- **Task statement**
Extract every entry word for word.

- **Listing**
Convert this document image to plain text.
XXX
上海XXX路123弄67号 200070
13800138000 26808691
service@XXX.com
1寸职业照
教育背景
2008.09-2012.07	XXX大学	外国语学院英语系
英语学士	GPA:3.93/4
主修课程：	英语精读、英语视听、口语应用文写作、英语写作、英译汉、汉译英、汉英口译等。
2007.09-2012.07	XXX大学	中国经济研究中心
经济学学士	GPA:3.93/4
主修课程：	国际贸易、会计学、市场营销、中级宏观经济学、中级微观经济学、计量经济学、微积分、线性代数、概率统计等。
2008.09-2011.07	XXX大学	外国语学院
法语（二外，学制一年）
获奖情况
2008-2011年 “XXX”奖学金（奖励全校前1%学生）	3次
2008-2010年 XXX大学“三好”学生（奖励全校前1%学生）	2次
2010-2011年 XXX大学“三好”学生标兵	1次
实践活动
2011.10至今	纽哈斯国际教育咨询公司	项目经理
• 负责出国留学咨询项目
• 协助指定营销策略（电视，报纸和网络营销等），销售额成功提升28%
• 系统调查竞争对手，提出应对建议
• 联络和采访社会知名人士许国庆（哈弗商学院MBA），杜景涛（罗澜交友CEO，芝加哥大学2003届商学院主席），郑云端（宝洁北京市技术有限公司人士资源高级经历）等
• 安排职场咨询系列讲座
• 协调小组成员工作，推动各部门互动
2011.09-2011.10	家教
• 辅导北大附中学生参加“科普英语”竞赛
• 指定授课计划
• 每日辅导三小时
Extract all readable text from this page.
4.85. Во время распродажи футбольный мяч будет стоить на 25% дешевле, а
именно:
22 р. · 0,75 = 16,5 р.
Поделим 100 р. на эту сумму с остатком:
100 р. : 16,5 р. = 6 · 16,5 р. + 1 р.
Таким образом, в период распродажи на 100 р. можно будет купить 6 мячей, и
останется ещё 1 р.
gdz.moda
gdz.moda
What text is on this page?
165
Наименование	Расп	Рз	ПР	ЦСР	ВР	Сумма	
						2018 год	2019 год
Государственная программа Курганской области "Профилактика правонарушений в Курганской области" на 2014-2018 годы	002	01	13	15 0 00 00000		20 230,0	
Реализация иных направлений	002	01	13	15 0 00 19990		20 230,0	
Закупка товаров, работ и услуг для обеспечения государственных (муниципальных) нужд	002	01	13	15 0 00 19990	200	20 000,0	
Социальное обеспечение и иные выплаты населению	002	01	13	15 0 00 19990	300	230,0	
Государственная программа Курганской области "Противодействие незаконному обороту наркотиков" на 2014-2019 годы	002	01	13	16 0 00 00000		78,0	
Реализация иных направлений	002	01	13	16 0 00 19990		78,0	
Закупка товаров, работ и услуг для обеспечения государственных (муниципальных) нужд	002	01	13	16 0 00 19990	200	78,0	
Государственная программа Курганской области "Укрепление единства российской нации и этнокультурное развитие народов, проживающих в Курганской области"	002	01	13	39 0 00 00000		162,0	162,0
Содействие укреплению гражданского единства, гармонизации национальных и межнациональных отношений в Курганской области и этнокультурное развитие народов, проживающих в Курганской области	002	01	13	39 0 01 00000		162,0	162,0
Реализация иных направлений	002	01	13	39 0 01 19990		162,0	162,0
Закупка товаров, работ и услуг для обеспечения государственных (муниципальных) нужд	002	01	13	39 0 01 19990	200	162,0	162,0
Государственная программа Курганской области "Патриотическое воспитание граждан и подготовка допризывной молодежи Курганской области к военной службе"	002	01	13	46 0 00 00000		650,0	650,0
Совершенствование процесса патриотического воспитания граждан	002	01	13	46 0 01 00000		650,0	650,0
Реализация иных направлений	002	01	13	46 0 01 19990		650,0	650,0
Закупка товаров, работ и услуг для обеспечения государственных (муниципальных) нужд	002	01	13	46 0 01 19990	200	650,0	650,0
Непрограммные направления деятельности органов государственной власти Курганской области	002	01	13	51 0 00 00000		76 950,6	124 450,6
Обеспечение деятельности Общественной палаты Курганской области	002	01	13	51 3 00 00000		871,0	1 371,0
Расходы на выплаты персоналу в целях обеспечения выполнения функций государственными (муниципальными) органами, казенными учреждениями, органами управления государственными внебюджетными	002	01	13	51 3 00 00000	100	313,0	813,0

- **Written response**
Convert this document image to plain text.
XXX
上海XXX路123弄67号 200070
13800138000 26808691
service@XXX.com
1寸职业照
教育背景
2008.09-2012.07	XXX大学	外国语学院英语系
英语学士	GPA:3.93/4
主修课程：	英语精读、英语视听、口语应用文写作、英语写作、英译汉、汉译英、汉英口译等。
2007.09-2012.07	XXX大学	中国经济研究中心
经济学学士	GPA:3.93/4
主修课程：	国际贸易、会计学、市场营销、中级宏观经济学、中级微观经济学、计量经济学、微积分、线性代数、概率统计等。
2008.09-2011.07	XXX大学	外国语学院
法语（二外，学制一年）
获奖情况
2008-2011年 “XXX”奖学金（奖励全校前1%学生）	3次
2008-2010年 XXX大学“三好”学生（奖励全校前1%学生）	2次
2010-2011年 XXX大学“三好”学生标兵	1次
实践活动
2011.10至今	纽哈斯国际教育咨询公司	项目经理
• 负责出国留学咨询项目
• 协助指定营销策略（电视，报纸和网络营销等），销售额成功提升28%
• 系统调查竞争对手，提出应对建议
• 联络和采访社会知名人士许国庆（哈弗商学院MBA），杜景涛（罗澜交友CEO，芝加哥大学2003届商学院主席），郑云端（宝洁北京市技术有限公司人士资源高级经历）等
• 安排职场咨询系列讲座
• 协调小组成员工作，推动各部门互动
2011.09-2011.10	家教
• 辅导北大附中学生参加“科普英语”竞赛
• 指定授课计划
• 每日辅导三小时
Extract all readable text from this page.
4.85. Во время распродажи футбольный мяч будет стоить на 25% дешевле, а
именно:
22 р. · 0,75 = 16,5 р.
Поделим 100 р. на эту сумму с остатком:
100 р. : 16,5 р. = 6 · 16,5 р. + 1 р.
Таким образом, в период распродажи на 100 р. можно будет купить 6 мячей, и
останется ещё 1 р.
gdz.moda
gdz.moda
What text is on this page?
165
Наименование	Расп	Рз	ПР	ЦСР	ВР	Сумма	
						2018 год	2019 год
Государственная программа Курганской области "Профилактика правонарушений в Курганской области" на 2014-2018 годы	002	01	13	15 0 00 00000		20 230,0	
Реализация иных направлений	002	01	13	15 0 00 19990		20 230,0	
Закупка товаров, работ и услуг для обеспечения государственных (муниципальных) нужд	002	01	13	15 0 00 19990	200	20 000,0	
Социальное обеспечение и иные выплаты населению	002	01	13	15 0 00 19990	300	230,0	
Государственная программа Курганской области "Противодействие незаконному обороту наркотиков" на 2014-2019 годы	002	01	13	16 0 00 00000		78,0	
Реализация иных направлений	002	01	13	16 0 00 19990		78,0	
Закупка товаров, работ и услуг для обеспечения государственных (муниципальных) нужд	002	01	13	16 0 00 19990	200	78,0	
Государственная программа Курганской области "Укрепление единства российской нации и этнокультурное развитие народов, проживающих в Курганской области"	002	01	13	39 0 00 00000		162,0	162,0
Содействие укреплению гражданского единства, гармонизации национальных и межнациональных отношений в Курганской области и этнокультурное развитие народов, проживающих в Курганской области	002	01	13	39 0 01 00000		162,0	162,0
Реализация иных направлений	002	01	13	39 0 01 19990		162,0	162,0
Закупка товаров, работ и услуг для обеспечения государственных (муниципальных) нужд	002	01	13	39 0 01 19990	200	162,0	162,0
Государственная программа Курганской области "Патриотическое воспитание граждан и подготовка допризывной молодежи Курганской области к военной службе"	002	01	13	46 0 00 00000		650,0	650,0
Совершенствование процесса патриотического воспитания граждан	002	01	13	46 0 01 00000		650,0	650,0
Реализация иных направлений	002	01	13	46 0 01 19990		650,0	650,0
Закупка товаров, работ и услуг для обеспечения государственных (муниципальных) нужд	002	01	13	46 0 01 19990	200	650,0	650,0
Непрограммные направления деятельности органов государственной власти Курганской области	002	01	13	51 0 00 00000		76 950,6	124 450,6
Обеспечение деятельности Общественной палаты Курганской области	002	01	13	51 3 00 00000		871,0	1 371,0
Расходы на выплаты персоналу в целях обеспечения выполнения функций государственными (муниципальными) органами, казенными учреждениями, органами управления государственными внебюджетными	002	01	13	51 3 00 00000	100	313,0	813,0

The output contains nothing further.